*Set exercise*
Filter the records below down to lines containing "page".

[Data entries]
..........
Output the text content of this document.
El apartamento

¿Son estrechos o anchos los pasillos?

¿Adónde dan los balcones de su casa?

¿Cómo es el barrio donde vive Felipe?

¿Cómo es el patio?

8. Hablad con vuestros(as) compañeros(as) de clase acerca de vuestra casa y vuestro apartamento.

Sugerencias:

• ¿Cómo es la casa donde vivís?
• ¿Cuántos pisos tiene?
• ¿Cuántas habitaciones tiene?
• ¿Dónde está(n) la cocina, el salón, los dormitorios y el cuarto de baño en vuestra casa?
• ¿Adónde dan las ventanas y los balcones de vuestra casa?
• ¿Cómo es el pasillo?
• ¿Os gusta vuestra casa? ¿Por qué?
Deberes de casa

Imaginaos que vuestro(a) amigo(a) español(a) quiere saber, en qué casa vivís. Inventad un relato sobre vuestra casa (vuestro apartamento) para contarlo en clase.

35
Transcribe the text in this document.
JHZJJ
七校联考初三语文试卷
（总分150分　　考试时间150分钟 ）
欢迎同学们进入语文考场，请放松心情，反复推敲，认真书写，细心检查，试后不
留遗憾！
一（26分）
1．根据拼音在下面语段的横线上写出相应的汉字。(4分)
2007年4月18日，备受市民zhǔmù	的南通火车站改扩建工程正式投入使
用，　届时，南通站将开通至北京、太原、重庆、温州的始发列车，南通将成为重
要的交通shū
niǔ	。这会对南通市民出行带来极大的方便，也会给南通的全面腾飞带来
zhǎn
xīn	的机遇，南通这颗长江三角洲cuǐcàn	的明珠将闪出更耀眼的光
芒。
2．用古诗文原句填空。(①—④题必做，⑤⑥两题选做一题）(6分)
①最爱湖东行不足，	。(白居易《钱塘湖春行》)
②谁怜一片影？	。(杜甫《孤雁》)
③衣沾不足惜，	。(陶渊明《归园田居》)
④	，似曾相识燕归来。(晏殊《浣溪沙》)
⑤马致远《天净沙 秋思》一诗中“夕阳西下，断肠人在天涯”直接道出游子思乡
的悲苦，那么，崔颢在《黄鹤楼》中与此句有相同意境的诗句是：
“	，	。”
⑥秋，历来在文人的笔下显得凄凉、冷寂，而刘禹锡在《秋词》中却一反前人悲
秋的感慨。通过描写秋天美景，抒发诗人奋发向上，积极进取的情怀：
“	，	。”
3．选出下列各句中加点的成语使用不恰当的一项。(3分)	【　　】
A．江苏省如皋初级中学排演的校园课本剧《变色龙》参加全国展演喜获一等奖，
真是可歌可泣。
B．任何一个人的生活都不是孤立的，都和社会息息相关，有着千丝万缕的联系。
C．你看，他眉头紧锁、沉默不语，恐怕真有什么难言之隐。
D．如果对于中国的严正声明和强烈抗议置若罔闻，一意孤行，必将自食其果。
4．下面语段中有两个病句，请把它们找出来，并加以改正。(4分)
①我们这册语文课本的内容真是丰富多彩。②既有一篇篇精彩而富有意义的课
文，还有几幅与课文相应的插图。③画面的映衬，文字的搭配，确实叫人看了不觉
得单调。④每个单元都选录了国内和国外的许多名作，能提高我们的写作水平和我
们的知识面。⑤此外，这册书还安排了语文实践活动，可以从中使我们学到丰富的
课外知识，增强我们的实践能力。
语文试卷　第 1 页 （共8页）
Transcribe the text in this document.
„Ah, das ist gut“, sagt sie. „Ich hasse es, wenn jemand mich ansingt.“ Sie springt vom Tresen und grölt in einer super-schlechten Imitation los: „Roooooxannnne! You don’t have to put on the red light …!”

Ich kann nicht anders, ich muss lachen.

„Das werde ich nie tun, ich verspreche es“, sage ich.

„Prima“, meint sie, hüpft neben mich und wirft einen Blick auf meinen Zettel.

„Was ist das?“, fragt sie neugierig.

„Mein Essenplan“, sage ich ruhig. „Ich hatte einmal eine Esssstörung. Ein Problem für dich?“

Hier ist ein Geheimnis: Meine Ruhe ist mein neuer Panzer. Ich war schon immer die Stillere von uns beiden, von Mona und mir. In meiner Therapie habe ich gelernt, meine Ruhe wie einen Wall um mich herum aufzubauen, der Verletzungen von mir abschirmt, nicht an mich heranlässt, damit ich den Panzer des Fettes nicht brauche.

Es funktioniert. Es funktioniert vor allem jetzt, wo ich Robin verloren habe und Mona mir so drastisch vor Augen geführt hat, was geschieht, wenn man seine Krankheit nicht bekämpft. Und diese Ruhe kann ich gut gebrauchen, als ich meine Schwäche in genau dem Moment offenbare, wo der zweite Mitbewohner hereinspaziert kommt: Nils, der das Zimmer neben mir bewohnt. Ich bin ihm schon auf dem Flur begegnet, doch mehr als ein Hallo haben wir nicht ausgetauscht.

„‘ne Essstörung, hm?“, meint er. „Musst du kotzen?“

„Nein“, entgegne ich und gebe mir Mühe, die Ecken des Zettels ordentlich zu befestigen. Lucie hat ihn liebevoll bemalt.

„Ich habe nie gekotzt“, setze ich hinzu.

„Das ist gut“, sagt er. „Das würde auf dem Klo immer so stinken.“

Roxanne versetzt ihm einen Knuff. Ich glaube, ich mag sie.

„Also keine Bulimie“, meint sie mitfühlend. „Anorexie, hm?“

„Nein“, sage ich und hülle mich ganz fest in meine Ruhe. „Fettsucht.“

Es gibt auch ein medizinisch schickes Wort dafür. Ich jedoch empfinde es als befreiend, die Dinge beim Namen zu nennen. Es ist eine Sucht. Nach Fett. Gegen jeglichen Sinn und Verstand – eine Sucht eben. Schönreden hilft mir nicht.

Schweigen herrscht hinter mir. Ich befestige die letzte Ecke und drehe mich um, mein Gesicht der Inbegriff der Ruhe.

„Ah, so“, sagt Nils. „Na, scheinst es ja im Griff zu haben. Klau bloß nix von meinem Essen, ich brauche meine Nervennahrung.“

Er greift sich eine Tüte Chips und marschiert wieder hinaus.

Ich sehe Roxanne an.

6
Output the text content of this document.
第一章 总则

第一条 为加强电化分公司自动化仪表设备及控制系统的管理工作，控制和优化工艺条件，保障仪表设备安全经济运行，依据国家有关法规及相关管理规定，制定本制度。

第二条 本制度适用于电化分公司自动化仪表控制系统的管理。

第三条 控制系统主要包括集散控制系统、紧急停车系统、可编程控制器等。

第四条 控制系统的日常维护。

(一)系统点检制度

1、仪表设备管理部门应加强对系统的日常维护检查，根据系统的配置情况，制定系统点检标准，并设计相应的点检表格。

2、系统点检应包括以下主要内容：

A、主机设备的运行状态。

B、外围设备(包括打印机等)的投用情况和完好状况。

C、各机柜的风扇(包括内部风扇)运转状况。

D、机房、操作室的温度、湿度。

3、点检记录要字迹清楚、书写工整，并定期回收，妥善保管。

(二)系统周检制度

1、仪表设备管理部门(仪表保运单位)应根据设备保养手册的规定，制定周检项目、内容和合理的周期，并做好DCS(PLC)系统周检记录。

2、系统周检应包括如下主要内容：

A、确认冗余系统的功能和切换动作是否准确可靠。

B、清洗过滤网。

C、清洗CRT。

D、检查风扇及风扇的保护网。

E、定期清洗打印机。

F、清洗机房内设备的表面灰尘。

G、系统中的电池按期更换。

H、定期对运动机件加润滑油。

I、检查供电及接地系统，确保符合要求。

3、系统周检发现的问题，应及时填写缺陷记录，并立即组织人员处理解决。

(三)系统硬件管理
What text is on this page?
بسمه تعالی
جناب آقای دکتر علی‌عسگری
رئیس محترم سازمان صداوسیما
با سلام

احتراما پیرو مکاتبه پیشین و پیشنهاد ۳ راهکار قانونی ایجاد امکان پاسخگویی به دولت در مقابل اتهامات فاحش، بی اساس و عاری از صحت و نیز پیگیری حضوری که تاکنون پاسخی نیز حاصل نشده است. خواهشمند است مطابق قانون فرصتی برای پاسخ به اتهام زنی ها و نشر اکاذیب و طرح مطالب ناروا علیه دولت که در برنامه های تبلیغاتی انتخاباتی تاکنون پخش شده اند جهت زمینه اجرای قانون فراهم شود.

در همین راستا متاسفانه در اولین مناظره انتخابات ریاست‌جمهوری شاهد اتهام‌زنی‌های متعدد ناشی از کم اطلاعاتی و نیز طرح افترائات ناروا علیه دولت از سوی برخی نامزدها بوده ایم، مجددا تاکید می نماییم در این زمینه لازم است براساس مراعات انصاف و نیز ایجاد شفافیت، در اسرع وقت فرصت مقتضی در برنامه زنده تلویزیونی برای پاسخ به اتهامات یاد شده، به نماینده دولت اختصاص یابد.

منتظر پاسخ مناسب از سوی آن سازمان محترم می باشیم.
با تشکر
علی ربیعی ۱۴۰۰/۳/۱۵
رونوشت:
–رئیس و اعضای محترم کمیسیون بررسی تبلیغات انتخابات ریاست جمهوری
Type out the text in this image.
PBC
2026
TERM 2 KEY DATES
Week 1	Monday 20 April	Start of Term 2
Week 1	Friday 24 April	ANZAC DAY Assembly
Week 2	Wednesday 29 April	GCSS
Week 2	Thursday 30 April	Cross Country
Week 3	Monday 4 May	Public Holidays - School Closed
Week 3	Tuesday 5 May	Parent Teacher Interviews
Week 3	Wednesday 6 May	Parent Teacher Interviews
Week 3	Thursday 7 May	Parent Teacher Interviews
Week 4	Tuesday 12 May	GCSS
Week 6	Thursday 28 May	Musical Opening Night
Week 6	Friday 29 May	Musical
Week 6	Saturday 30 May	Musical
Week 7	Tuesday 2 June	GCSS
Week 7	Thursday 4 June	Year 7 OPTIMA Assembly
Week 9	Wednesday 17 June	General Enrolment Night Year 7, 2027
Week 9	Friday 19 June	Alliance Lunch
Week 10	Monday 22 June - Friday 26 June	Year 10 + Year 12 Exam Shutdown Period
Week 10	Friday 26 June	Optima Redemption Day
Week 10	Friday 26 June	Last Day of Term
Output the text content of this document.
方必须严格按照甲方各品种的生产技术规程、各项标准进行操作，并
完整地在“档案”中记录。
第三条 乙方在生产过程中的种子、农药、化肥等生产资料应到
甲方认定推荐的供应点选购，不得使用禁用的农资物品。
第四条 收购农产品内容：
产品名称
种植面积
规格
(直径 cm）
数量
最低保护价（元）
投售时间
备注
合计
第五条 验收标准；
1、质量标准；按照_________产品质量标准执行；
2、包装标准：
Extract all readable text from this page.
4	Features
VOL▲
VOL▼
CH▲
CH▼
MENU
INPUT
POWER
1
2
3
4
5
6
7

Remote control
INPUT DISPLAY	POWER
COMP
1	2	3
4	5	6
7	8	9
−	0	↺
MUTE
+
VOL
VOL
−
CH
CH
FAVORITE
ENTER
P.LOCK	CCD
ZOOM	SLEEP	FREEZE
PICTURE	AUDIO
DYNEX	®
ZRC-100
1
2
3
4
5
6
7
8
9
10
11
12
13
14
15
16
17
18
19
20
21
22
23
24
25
..........
*Task response*
What text is on this page?
Extract all readable text from this page.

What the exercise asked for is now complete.